━━━━━ Listing

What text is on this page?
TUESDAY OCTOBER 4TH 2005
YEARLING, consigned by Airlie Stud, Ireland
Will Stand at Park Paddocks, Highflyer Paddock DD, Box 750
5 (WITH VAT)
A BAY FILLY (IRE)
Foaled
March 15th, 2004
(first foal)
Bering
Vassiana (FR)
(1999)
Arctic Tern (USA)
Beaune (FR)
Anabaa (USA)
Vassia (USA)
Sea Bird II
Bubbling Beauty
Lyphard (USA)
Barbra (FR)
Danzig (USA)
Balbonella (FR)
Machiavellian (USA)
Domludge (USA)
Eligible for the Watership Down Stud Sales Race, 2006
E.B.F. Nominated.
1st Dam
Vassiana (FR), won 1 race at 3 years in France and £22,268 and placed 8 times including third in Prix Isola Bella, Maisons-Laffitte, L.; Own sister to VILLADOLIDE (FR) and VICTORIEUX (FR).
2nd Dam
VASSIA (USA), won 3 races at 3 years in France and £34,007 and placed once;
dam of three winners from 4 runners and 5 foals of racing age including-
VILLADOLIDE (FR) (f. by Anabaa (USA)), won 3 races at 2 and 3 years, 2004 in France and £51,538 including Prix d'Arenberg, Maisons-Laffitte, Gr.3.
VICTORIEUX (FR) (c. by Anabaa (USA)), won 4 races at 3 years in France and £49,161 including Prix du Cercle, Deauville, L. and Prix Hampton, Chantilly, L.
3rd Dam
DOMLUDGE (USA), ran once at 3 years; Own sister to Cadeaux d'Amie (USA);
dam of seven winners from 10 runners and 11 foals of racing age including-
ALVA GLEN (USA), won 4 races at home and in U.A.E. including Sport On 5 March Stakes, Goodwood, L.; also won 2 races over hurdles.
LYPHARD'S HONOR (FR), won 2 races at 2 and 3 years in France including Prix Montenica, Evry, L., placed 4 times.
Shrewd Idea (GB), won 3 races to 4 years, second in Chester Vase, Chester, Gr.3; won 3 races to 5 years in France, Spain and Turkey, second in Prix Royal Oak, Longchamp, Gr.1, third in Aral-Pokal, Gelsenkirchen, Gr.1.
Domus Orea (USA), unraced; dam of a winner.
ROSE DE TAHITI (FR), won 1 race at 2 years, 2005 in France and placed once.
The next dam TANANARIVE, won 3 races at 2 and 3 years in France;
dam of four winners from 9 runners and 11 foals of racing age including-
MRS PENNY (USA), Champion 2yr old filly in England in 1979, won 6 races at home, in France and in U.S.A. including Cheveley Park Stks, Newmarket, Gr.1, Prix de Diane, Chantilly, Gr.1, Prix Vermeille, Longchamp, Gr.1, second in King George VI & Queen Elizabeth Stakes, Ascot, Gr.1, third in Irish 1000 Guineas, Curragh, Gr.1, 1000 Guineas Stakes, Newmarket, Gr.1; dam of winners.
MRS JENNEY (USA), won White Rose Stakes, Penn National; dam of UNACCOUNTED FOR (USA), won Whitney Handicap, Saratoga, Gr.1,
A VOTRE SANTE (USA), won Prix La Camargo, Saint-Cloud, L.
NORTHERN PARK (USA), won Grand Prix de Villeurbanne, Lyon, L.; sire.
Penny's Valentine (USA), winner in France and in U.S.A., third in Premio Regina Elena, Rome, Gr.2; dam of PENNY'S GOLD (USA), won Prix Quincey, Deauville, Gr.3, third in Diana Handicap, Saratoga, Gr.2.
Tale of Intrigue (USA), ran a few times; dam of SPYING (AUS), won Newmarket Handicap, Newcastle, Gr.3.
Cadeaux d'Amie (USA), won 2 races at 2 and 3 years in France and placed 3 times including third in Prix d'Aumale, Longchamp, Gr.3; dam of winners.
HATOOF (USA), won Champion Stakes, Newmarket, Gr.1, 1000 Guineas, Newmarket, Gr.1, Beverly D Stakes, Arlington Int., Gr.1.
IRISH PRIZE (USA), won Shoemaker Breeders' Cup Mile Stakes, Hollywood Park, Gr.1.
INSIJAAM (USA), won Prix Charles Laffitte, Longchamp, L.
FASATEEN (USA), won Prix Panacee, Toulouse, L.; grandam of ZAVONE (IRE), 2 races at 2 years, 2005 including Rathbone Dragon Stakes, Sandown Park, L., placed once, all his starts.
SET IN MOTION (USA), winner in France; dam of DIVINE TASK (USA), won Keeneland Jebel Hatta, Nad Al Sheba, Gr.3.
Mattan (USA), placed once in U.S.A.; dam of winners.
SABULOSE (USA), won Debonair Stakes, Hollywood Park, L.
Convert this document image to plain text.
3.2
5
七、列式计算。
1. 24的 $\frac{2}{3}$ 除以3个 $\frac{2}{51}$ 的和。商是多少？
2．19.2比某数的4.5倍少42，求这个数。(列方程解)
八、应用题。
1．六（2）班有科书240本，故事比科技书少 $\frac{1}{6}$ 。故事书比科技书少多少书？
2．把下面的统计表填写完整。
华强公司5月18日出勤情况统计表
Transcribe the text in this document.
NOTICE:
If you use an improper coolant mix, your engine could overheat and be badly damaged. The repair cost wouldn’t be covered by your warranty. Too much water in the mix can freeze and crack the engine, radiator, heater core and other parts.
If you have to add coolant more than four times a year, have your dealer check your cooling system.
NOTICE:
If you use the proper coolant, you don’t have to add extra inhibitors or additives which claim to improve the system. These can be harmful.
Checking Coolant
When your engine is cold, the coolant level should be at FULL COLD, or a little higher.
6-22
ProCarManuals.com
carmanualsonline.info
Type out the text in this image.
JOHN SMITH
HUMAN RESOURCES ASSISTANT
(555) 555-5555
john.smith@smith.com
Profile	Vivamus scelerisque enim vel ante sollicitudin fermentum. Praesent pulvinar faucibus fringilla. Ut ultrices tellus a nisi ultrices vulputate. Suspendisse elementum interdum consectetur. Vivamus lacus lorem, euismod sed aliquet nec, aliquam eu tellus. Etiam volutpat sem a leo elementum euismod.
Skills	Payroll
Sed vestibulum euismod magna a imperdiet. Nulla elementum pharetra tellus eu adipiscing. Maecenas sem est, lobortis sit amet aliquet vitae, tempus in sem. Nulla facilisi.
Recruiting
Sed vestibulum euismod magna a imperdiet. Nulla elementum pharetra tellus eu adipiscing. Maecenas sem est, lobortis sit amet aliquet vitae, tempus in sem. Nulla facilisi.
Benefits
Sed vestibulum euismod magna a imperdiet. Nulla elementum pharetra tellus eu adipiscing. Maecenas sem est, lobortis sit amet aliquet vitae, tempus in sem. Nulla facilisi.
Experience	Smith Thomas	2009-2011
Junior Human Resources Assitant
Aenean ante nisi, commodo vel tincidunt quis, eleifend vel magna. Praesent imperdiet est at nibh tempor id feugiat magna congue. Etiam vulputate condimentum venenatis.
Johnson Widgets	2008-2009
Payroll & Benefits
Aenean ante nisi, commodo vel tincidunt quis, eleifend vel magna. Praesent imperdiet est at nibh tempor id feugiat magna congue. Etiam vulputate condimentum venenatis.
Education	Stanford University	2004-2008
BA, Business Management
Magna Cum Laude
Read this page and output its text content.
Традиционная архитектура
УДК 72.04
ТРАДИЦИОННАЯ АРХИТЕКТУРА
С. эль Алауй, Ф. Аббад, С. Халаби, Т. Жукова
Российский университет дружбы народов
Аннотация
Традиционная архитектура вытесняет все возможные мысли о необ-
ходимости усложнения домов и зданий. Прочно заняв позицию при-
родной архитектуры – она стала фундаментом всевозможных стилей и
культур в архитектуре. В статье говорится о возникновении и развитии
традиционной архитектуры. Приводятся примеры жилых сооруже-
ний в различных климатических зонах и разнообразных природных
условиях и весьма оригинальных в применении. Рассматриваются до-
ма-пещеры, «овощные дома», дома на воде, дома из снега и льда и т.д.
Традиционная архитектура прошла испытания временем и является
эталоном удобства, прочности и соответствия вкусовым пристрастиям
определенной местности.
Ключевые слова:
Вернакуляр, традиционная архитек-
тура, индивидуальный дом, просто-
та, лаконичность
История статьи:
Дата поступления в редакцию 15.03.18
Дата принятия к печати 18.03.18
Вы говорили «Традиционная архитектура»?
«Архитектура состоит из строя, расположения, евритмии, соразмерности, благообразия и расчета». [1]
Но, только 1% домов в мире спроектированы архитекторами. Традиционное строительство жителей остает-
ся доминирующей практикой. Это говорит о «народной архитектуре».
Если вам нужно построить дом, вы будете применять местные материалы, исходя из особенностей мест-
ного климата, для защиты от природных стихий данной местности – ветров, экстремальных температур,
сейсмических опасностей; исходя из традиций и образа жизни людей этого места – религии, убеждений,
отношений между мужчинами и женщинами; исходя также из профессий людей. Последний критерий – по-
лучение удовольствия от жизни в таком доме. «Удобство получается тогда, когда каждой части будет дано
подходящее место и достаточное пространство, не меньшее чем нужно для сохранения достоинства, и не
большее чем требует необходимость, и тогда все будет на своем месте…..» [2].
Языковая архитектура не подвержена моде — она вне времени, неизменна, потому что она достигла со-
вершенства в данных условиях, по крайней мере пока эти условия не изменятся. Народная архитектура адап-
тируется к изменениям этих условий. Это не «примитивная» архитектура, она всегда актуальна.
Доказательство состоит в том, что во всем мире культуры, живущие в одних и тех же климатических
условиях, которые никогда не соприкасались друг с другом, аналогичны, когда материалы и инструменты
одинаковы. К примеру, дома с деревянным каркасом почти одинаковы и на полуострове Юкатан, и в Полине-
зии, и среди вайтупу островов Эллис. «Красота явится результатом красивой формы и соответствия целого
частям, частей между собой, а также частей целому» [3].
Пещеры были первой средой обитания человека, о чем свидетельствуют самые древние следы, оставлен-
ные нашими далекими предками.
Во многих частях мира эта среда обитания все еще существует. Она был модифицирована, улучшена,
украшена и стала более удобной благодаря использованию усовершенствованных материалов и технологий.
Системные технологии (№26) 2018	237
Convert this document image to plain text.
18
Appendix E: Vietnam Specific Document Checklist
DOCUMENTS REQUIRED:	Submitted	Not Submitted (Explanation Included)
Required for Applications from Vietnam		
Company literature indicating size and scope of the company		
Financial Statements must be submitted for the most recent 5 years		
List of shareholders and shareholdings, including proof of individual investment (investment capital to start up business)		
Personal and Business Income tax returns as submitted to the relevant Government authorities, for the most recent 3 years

━━━━━━━━━━

▶ **Your objective**: Using the records above, select and copy every line that has the word "Cadeaux".

▶ **Response to the exercise**:
DOMLUDGE (USA), ran once at 3 years; Own sister to Cadeaux d'Amie (USA);
Cadeaux d'Amie (USA), won 2 races at 2 and 3 years in France and placed 3 times including third in Prix d'Aumale, Longchamp, Gr.3; dam of winners.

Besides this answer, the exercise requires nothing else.